GIVEN ENTRIES:
* * * * * * * * *

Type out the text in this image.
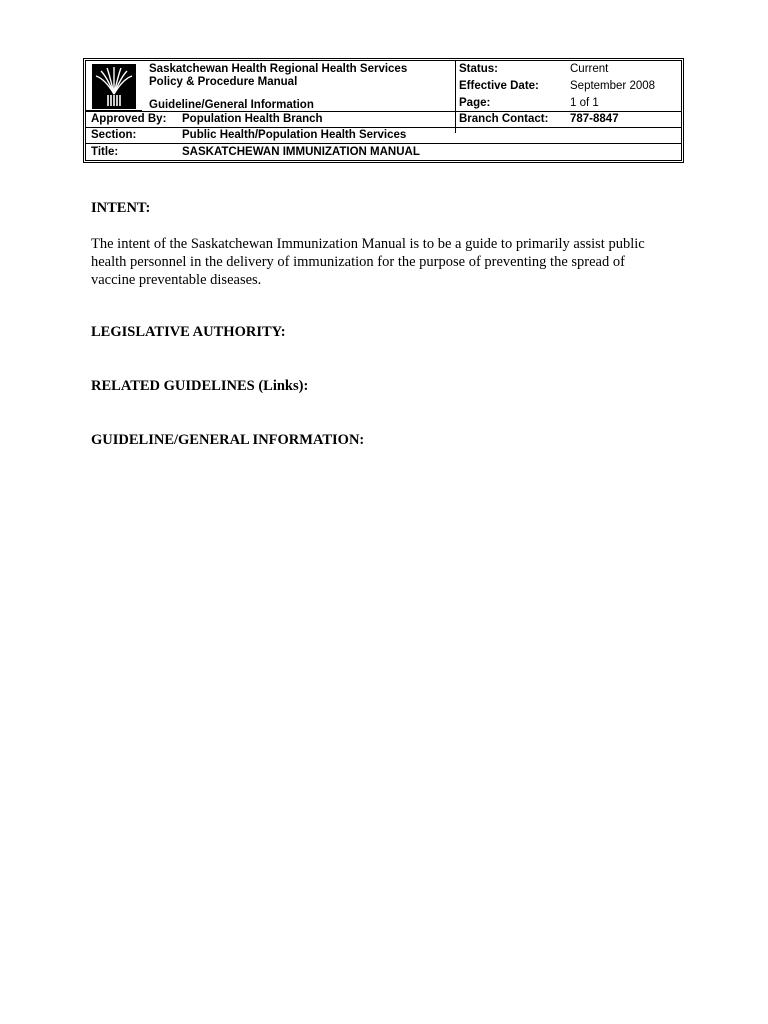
Saskatchewan Health Regional Health Services
Policy & Procedure Manual
Guideline/General Information
Status:	Current
Effective Date:	September 2008
Page:	1 of 1
Approved By: Population Health Branch	Branch Contact: 787-8847
Section:	Public Health/Population Health Services
Title:	SASKATCHEWAN IMMUNIZATION MANUAL
INTENT:
The intent of the Saskatchewan Immunization Manual is to be a guide to primarily assist public
health personnel in the delivery of immunization for the purpose of preventing the spread of
vaccine preventable diseases.
LEGISLATIVE AUTHORITY:
RELATED GUIDELINES (Links):
GUIDELINE/GENERAL INFORMATION:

* * * * * * * * *

EXERCISE DIRECTIONS:
Return the listing above word for word, with the pictures removed.

ANSWER TO THE EXERCISE:
Type out the text in this image.
Saskatchewan Health Regional Health Services
Policy & Procedure Manual
Guideline/General Information
Status:	Current
Effective Date:	September 2008
Page:	1 of 1
Approved By: Population Health Branch	Branch Contact: 787-8847
Section:	Public Health/Population Health Services
Title:	SASKATCHEWAN IMMUNIZATION MANUAL
INTENT:
The intent of the Saskatchewan Immunization Manual is to be a guide to primarily assist public
health personnel in the delivery of immunization for the purpose of preventing the spread of
vaccine preventable diseases.
LEGISLATIVE AUTHORITY:
RELATED GUIDELINES (Links):
GUIDELINE/GENERAL INFORMATION:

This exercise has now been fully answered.